** Exercise aim **
Below is a block of records; repeat all of them exactly.

** Saved entries **
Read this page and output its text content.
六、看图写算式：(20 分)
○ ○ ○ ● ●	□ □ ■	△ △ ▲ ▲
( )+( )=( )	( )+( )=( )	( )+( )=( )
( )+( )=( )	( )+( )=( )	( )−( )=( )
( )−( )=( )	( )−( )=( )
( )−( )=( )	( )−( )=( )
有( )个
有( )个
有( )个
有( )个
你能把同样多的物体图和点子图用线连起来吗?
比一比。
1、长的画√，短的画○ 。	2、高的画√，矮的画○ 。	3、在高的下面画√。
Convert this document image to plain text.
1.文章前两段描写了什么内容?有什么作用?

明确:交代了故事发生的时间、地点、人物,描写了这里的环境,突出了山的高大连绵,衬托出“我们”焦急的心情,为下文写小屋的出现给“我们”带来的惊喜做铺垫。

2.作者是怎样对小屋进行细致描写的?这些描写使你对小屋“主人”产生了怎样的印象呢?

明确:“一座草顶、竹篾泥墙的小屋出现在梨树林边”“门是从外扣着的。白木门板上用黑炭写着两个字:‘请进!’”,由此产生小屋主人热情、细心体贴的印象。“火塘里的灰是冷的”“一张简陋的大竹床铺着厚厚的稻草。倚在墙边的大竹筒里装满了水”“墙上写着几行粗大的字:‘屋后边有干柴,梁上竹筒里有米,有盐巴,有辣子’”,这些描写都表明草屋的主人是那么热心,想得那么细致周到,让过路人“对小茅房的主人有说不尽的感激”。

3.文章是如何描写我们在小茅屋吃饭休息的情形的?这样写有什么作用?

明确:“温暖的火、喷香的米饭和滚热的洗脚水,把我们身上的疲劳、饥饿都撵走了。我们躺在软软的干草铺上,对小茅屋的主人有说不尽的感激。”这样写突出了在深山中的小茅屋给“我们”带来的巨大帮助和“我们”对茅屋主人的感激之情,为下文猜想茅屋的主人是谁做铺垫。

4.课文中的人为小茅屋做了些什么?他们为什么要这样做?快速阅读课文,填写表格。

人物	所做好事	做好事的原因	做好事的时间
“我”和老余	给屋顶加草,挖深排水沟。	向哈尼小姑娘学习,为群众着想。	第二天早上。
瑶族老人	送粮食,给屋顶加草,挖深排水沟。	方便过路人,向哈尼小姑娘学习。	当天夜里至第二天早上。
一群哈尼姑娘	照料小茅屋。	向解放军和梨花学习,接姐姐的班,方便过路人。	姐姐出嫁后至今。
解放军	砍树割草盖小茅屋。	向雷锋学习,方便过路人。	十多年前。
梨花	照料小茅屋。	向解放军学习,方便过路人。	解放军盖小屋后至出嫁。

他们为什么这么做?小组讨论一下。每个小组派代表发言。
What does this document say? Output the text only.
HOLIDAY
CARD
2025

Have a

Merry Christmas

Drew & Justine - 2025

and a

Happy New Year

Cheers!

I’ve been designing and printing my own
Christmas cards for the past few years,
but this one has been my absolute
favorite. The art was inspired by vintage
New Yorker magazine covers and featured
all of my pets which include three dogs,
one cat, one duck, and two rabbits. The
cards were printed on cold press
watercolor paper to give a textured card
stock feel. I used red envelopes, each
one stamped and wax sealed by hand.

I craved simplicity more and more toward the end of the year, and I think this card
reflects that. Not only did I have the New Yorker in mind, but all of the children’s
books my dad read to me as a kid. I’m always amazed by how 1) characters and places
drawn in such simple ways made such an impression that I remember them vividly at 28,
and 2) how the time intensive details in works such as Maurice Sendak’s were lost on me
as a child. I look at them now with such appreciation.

** Full solution **
Read this page and output its text content.
六、看图写算式：(20 分)
○ ○ ○ ● ●	□ □ ■	△ △ ▲ ▲
( )+( )=( )	( )+( )=( )	( )+( )=( )
( )+( )=( )	( )+( )=( )	( )−( )=( )
( )−( )=( )	( )−( )=( )
( )−( )=( )	( )−( )=( )
有( )个
有( )个
有( )个
有( )个
你能把同样多的物体图和点子图用线连起来吗?
比一比。
1、长的画√，短的画○ 。	2、高的画√，矮的画○ 。	3、在高的下面画√。
Convert this document image to plain text.
1.文章前两段描写了什么内容?有什么作用?

明确:交代了故事发生的时间、地点、人物,描写了这里的环境,突出了山的高大连绵,衬托出“我们”焦急的心情,为下文写小屋的出现给“我们”带来的惊喜做铺垫。

2.作者是怎样对小屋进行细致描写的?这些描写使你对小屋“主人”产生了怎样的印象呢?

明确:“一座草顶、竹篾泥墙的小屋出现在梨树林边”“门是从外扣着的。白木门板上用黑炭写着两个字:‘请进!’”,由此产生小屋主人热情、细心体贴的印象。“火塘里的灰是冷的”“一张简陋的大竹床铺着厚厚的稻草。倚在墙边的大竹筒里装满了水”“墙上写着几行粗大的字:‘屋后边有干柴,梁上竹筒里有米,有盐巴,有辣子’”,这些描写都表明草屋的主人是那么热心,想得那么细致周到,让过路人“对小茅房的主人有说不尽的感激”。

3.文章是如何描写我们在小茅屋吃饭休息的情形的?这样写有什么作用?

明确:“温暖的火、喷香的米饭和滚热的洗脚水,把我们身上的疲劳、饥饿都撵走了。我们躺在软软的干草铺上,对小茅屋的主人有说不尽的感激。”这样写突出了在深山中的小茅屋给“我们”带来的巨大帮助和“我们”对茅屋主人的感激之情,为下文猜想茅屋的主人是谁做铺垫。

4.课文中的人为小茅屋做了些什么?他们为什么要这样做?快速阅读课文,填写表格。

人物	所做好事	做好事的原因	做好事的时间
“我”和老余	给屋顶加草,挖深排水沟。	向哈尼小姑娘学习,为群众着想。	第二天早上。
瑶族老人	送粮食,给屋顶加草,挖深排水沟。	方便过路人,向哈尼小姑娘学习。	当天夜里至第二天早上。
一群哈尼姑娘	照料小茅屋。	向解放军和梨花学习,接姐姐的班,方便过路人。	姐姐出嫁后至今。
解放军	砍树割草盖小茅屋。	向雷锋学习,方便过路人。	十多年前。
梨花	照料小茅屋。	向解放军学习,方便过路人。	解放军盖小屋后至出嫁。

他们为什么这么做?小组讨论一下。每个小组派代表发言。
What does this document say? Output the text only.
HOLIDAY
CARD
2025

Have a

Merry Christmas

Drew & Justine - 2025

and a

Happy New Year

Cheers!

I’ve been designing and printing my own
Christmas cards for the past few years,
but this one has been my absolute
favorite. The art was inspired by vintage
New Yorker magazine covers and featured
all of my pets which include three dogs,
one cat, one duck, and two rabbits. The
cards were printed on cold press
watercolor paper to give a textured card
stock feel. I used red envelopes, each
one stamped and wax sealed by hand.

I craved simplicity more and more toward the end of the year, and I think this card
reflects that. Not only did I have the New Yorker in mind, but all of the children’s
books my dad read to me as a kid. I’m always amazed by how 1) characters and places
drawn in such simple ways made such an impression that I remember them vividly at 28,
and 2) how the time intensive details in works such as Maurice Sendak’s were lost on me
as a child. I look at them now with such appreciation.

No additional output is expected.